>> start Given data

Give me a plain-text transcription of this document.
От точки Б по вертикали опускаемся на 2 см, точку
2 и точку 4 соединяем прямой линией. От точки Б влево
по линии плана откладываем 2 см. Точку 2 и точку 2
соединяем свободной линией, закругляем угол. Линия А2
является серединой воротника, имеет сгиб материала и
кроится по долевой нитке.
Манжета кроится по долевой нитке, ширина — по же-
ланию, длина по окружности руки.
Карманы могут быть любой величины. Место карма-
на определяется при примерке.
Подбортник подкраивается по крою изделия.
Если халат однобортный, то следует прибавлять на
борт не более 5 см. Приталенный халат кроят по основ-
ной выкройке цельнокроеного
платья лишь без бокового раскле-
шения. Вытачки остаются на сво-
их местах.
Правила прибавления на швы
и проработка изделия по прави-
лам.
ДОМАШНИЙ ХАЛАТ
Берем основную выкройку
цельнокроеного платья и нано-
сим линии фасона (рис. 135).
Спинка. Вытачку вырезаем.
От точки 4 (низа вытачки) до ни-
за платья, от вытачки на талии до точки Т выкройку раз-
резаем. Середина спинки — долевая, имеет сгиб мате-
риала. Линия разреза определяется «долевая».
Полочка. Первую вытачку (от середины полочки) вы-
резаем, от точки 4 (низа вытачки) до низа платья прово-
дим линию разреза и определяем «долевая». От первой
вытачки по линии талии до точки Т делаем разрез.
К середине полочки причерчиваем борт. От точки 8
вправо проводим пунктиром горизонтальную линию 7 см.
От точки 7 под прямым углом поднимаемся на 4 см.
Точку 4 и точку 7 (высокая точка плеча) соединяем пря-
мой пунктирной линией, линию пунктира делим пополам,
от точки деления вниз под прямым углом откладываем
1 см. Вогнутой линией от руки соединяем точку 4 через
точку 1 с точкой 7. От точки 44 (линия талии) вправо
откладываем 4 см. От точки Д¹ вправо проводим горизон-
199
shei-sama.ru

>> end Given data

Request: Output the full listing without altering anything.

The result:
Give me a plain-text transcription of this document.
От точки Б по вертикали опускаемся на 2 см, точку
2 и точку 4 соединяем прямой линией. От точки Б влево
по линии плана откладываем 2 см. Точку 2 и точку 2
соединяем свободной линией, закругляем угол. Линия А2
является серединой воротника, имеет сгиб материала и
кроится по долевой нитке.
Манжета кроится по долевой нитке, ширина — по же-
ланию, длина по окружности руки.
Карманы могут быть любой величины. Место карма-
на определяется при примерке.
Подбортник подкраивается по крою изделия.
Если халат однобортный, то следует прибавлять на
борт не более 5 см. Приталенный халат кроят по основ-
ной выкройке цельнокроеного
платья лишь без бокового раскле-
шения. Вытачки остаются на сво-
их местах.
Правила прибавления на швы
и проработка изделия по прави-
лам.
ДОМАШНИЙ ХАЛАТ
Берем основную выкройку
цельнокроеного платья и нано-
сим линии фасона (рис. 135).
Спинка. Вытачку вырезаем.
От точки 4 (низа вытачки) до ни-
за платья, от вытачки на талии до точки Т выкройку раз-
резаем. Середина спинки — долевая, имеет сгиб мате-
риала. Линия разреза определяется «долевая».
Полочка. Первую вытачку (от середины полочки) вы-
резаем, от точки 4 (низа вытачки) до низа платья прово-
дим линию разреза и определяем «долевая». От первой
вытачки по линии талии до точки Т делаем разрез.
К середине полочки причерчиваем борт. От точки 8
вправо проводим пунктиром горизонтальную линию 7 см.
От точки 7 под прямым углом поднимаемся на 4 см.
Точку 4 и точку 7 (высокая точка плеча) соединяем пря-
мой пунктирной линией, линию пунктира делим пополам,
от точки деления вниз под прямым углом откладываем
1 см. Вогнутой линией от руки соединяем точку 4 через
точку 1 с точкой 7. От точки 44 (линия талии) вправо
откладываем 4 см. От точки Д¹ вправо проводим горизон-
199
shei-sama.ru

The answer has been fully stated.